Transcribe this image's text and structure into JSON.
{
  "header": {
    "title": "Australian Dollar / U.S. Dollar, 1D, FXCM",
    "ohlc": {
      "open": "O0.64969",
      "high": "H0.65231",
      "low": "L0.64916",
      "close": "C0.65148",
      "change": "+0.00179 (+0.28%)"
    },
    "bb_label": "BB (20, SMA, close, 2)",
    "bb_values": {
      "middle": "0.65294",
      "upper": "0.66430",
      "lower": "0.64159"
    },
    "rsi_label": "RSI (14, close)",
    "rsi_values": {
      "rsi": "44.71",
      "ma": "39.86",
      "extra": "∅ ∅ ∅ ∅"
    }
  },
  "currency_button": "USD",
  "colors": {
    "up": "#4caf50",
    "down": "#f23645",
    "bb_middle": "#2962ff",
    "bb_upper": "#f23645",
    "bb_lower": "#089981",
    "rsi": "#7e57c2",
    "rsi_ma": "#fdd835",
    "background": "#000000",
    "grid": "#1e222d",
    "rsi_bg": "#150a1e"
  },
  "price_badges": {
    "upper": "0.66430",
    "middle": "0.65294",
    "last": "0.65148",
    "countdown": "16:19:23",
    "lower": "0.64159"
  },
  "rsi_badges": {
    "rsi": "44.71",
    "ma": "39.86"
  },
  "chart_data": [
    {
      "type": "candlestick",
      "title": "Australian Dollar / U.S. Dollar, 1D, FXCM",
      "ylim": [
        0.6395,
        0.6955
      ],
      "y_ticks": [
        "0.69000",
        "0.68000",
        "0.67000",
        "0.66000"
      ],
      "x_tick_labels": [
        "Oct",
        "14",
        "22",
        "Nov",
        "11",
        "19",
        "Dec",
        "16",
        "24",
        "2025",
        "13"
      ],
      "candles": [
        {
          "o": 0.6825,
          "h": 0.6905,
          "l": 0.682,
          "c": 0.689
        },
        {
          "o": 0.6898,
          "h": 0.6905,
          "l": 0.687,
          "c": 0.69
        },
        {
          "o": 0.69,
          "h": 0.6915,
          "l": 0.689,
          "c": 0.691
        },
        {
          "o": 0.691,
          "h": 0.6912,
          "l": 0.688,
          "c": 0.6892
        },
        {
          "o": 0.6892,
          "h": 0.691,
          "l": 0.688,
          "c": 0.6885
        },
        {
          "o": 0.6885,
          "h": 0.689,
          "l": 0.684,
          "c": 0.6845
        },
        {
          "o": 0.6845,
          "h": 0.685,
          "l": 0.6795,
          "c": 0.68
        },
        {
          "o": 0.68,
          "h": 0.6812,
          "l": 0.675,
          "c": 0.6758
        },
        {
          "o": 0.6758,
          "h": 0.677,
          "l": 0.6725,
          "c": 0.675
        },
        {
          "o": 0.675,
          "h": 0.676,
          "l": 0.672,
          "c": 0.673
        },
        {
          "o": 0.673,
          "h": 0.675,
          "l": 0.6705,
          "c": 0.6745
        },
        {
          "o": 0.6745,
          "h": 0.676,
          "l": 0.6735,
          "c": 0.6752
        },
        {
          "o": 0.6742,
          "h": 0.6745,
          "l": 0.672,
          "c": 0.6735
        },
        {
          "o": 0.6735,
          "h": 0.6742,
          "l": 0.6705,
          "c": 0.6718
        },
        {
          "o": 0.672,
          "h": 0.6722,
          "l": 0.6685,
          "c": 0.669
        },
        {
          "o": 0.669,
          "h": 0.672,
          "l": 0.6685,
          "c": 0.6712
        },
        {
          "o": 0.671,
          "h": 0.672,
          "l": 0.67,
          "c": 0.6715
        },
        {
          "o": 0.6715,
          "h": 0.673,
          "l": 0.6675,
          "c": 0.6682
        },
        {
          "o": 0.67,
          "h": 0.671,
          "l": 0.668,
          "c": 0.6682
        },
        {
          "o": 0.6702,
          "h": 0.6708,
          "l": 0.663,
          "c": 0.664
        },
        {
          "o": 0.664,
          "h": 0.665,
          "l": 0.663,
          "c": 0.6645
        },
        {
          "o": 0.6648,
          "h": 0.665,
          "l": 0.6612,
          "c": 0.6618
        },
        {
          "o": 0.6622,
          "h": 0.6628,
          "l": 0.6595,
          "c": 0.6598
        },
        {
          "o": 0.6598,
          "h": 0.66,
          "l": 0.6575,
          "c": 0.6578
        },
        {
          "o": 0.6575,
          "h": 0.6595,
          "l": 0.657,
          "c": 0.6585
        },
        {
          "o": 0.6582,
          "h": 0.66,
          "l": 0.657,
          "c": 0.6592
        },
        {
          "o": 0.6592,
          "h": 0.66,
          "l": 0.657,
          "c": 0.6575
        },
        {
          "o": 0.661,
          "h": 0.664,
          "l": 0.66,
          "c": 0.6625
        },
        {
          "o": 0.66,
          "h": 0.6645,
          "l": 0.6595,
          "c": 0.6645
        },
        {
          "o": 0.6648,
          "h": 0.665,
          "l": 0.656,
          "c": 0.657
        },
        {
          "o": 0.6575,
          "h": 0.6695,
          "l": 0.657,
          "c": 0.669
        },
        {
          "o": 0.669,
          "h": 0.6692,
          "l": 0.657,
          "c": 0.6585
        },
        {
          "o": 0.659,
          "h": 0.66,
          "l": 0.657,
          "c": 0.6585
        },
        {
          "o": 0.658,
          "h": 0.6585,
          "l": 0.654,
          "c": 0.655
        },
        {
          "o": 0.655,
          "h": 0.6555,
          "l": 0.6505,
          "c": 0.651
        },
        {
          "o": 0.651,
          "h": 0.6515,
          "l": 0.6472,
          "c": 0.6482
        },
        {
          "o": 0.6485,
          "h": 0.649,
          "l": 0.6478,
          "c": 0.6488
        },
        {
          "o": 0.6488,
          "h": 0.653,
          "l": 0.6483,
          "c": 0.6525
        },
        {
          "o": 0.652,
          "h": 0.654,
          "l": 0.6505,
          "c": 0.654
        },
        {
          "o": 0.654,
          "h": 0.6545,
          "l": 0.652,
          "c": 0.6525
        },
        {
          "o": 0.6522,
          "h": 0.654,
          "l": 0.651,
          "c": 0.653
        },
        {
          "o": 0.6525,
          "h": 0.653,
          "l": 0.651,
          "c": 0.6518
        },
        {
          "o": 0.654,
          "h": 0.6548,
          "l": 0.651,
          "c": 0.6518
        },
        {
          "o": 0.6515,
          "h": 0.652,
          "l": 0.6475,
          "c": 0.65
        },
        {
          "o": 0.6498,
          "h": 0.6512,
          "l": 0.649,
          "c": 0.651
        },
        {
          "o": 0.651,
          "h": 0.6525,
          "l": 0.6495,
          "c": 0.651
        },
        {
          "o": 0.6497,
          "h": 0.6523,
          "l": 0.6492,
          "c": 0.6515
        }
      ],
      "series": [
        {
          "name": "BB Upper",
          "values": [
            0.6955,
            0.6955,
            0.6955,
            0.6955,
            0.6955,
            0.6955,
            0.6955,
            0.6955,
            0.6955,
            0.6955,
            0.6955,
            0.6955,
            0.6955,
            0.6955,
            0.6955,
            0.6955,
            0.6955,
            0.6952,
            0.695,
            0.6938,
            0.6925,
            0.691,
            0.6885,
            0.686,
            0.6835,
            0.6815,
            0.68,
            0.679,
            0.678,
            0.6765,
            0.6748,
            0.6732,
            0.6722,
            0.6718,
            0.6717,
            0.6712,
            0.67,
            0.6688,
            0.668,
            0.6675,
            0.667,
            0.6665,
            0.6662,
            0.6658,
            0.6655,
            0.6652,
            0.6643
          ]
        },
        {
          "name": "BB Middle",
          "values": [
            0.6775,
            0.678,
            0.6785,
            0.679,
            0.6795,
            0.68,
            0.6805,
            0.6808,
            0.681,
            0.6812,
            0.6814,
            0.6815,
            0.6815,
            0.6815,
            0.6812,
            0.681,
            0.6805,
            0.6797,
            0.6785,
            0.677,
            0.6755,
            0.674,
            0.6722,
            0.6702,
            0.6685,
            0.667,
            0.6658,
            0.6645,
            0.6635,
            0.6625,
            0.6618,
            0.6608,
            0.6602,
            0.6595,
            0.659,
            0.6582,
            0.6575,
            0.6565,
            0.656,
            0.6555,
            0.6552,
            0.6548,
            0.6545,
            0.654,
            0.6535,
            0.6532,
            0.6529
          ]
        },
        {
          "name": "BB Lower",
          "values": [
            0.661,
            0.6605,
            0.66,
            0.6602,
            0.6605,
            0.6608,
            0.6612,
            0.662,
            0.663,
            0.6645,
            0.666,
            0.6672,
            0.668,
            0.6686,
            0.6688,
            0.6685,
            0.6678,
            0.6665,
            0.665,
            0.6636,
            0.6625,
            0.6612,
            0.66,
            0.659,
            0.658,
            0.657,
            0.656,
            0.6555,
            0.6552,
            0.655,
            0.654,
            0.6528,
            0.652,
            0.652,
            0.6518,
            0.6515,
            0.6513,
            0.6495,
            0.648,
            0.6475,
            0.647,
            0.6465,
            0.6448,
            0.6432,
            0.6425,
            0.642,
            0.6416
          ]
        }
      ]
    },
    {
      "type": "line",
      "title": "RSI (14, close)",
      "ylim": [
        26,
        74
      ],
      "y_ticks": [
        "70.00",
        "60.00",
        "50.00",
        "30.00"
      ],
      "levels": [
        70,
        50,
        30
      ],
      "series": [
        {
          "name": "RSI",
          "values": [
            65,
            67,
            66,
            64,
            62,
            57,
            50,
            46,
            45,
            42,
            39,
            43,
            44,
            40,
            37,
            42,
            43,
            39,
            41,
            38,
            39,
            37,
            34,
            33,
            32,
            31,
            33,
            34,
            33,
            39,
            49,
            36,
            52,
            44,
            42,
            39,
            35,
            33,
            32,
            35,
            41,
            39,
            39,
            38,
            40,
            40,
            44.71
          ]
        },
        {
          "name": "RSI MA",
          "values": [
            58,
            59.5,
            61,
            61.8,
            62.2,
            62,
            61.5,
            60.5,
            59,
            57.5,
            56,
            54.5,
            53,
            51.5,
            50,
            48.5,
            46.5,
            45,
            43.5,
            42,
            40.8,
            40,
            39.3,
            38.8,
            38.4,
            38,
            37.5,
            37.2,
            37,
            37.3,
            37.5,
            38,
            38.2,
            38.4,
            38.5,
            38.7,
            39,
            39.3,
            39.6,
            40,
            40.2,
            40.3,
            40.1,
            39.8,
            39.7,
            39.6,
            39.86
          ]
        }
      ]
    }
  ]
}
★ ★ ★ ★ ★
> [Short task]:
Using the records above, copy each line that contains "Dollar".

> [Reply to the exercise]:
    "title": "Australian Dollar / U.S. Dollar, 1D, FXCM",
      "title": "Australian Dollar / U.S. Dollar, 1D, FXCM",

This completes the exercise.